DO THIS =
Retype the listing that follows, exactly as written.

Saved entries:
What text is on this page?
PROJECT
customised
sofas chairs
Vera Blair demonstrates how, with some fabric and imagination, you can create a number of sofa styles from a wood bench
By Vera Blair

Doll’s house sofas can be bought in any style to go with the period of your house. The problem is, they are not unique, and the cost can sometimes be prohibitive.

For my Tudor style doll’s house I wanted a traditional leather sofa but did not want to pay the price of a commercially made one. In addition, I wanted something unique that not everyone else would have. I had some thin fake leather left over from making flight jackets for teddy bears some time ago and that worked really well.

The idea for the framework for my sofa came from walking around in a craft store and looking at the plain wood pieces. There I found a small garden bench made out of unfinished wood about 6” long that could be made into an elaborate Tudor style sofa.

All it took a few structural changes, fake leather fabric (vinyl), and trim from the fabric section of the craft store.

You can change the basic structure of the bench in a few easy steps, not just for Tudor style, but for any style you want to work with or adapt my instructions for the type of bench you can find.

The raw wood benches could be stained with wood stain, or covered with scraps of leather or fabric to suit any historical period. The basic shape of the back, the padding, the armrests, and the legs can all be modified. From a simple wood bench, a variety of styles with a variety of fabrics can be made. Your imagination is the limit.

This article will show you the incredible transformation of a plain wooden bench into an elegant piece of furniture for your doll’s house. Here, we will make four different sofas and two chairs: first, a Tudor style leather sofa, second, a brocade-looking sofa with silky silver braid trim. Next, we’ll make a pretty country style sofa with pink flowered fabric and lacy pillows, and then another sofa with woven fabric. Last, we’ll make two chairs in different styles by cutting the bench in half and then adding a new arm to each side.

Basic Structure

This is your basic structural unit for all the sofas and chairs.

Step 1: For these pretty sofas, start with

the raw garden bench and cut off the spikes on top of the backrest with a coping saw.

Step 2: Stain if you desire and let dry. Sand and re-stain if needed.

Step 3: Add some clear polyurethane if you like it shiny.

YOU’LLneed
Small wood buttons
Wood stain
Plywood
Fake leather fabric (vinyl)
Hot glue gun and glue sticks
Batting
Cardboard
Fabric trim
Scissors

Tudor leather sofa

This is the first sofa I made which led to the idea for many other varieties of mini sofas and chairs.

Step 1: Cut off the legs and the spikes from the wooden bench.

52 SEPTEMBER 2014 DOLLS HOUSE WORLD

RESPONSE FOR THIS EXERCISE =
What text is on this page?
PROJECT
customised
sofas chairs
Vera Blair demonstrates how, with some fabric and imagination, you can create a number of sofa styles from a wood bench
By Vera Blair

Doll’s house sofas can be bought in any style to go with the period of your house. The problem is, they are not unique, and the cost can sometimes be prohibitive.

For my Tudor style doll’s house I wanted a traditional leather sofa but did not want to pay the price of a commercially made one. In addition, I wanted something unique that not everyone else would have. I had some thin fake leather left over from making flight jackets for teddy bears some time ago and that worked really well.

The idea for the framework for my sofa came from walking around in a craft store and looking at the plain wood pieces. There I found a small garden bench made out of unfinished wood about 6” long that could be made into an elaborate Tudor style sofa.

All it took a few structural changes, fake leather fabric (vinyl), and trim from the fabric section of the craft store.

You can change the basic structure of the bench in a few easy steps, not just for Tudor style, but for any style you want to work with or adapt my instructions for the type of bench you can find.

The raw wood benches could be stained with wood stain, or covered with scraps of leather or fabric to suit any historical period. The basic shape of the back, the padding, the armrests, and the legs can all be modified. From a simple wood bench, a variety of styles with a variety of fabrics can be made. Your imagination is the limit.

This article will show you the incredible transformation of a plain wooden bench into an elegant piece of furniture for your doll’s house. Here, we will make four different sofas and two chairs: first, a Tudor style leather sofa, second, a brocade-looking sofa with silky silver braid trim. Next, we’ll make a pretty country style sofa with pink flowered fabric and lacy pillows, and then another sofa with woven fabric. Last, we’ll make two chairs in different styles by cutting the bench in half and then adding a new arm to each side.

Basic Structure

This is your basic structural unit for all the sofas and chairs.

Step 1: For these pretty sofas, start with

the raw garden bench and cut off the spikes on top of the backrest with a coping saw.

Step 2: Stain if you desire and let dry. Sand and re-stain if needed.

Step 3: Add some clear polyurethane if you like it shiny.

YOU’LLneed
Small wood buttons
Wood stain
Plywood
Fake leather fabric (vinyl)
Hot glue gun and glue sticks
Batting
Cardboard
Fabric trim
Scissors

Tudor leather sofa

This is the first sofa I made which led to the idea for many other varieties of mini sofas and chairs.

Step 1: Cut off the legs and the spikes from the wooden bench.

52 SEPTEMBER 2014 DOLLS HOUSE WORLD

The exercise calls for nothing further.